---- Provided records

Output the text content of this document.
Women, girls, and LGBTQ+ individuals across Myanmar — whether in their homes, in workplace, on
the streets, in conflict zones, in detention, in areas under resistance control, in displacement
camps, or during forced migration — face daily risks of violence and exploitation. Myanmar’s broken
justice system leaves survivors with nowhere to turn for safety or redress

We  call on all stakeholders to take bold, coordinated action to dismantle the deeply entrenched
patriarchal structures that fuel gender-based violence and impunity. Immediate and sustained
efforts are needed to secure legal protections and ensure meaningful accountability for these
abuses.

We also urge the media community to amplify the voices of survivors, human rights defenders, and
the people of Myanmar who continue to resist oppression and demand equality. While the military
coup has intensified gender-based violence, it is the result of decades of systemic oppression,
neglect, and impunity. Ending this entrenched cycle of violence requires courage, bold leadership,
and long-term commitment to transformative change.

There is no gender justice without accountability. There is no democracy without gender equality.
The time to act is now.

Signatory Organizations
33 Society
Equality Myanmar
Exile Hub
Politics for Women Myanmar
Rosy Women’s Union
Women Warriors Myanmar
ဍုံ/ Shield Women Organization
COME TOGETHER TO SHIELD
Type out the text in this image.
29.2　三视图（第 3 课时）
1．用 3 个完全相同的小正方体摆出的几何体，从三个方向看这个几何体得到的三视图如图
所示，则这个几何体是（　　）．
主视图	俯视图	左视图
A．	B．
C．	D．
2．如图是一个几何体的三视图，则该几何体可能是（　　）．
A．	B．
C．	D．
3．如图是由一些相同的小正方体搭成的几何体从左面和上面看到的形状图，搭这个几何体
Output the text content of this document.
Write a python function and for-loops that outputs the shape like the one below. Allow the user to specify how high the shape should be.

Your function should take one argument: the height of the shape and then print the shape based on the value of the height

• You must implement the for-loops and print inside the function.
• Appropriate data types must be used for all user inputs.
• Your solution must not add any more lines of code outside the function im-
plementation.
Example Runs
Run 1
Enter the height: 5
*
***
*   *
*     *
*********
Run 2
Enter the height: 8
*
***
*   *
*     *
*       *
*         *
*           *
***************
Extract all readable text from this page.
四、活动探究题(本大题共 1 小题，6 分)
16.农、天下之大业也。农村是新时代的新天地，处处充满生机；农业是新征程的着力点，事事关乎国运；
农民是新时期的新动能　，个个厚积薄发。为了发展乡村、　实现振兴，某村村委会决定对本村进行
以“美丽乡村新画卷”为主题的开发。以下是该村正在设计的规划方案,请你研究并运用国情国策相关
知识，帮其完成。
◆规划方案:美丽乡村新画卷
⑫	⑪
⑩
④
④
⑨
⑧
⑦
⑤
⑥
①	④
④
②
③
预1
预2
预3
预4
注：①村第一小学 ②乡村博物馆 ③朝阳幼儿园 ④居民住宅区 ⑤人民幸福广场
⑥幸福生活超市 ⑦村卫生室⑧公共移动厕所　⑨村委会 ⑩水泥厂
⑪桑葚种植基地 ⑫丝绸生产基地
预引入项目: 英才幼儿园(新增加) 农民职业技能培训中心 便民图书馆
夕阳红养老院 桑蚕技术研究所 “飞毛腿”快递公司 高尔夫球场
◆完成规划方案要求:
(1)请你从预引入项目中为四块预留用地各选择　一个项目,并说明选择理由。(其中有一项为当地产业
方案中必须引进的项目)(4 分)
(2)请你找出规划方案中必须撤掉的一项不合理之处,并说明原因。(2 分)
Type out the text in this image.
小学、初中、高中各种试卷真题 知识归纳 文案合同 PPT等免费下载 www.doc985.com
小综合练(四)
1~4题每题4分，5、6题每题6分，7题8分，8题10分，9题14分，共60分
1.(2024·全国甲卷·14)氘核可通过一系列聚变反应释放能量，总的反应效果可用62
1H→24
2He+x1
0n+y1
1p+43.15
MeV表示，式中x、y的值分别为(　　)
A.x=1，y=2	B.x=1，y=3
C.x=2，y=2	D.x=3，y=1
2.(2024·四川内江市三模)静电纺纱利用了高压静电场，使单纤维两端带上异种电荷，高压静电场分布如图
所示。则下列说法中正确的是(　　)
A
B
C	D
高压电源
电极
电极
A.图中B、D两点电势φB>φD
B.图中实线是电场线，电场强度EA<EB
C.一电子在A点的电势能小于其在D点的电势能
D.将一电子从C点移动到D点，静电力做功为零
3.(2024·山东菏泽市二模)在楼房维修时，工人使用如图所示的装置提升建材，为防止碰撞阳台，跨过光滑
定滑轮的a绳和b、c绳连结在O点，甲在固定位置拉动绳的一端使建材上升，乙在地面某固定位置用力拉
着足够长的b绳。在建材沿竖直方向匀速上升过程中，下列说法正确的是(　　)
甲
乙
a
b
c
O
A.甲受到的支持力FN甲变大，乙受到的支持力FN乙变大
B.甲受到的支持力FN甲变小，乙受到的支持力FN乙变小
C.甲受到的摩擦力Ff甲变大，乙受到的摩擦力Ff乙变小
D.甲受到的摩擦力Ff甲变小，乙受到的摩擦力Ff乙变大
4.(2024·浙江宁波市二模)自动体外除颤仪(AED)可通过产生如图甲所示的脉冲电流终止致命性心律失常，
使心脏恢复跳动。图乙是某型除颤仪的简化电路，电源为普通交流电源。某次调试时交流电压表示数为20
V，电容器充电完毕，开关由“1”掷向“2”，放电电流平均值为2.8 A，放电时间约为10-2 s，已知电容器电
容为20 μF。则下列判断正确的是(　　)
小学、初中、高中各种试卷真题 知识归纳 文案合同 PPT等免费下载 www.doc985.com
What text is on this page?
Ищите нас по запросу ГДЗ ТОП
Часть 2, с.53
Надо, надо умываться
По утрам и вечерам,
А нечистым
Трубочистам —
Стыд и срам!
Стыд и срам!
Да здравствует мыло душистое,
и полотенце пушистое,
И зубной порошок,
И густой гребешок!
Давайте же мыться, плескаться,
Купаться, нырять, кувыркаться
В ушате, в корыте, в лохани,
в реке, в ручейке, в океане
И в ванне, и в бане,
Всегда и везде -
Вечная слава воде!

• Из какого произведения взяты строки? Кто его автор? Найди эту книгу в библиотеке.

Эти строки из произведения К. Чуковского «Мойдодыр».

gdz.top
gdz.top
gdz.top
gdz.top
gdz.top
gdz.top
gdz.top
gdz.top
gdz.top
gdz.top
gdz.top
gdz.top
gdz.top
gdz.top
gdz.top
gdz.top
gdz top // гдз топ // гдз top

--------

Which lines hold the string "oppression"? Copy all of them from the data above.

- **Task answer**:
the people of Myanmar who continue to resist oppression and demand equality. While the military
coup has intensified gender-based violence, it is the result of decades of systemic oppression,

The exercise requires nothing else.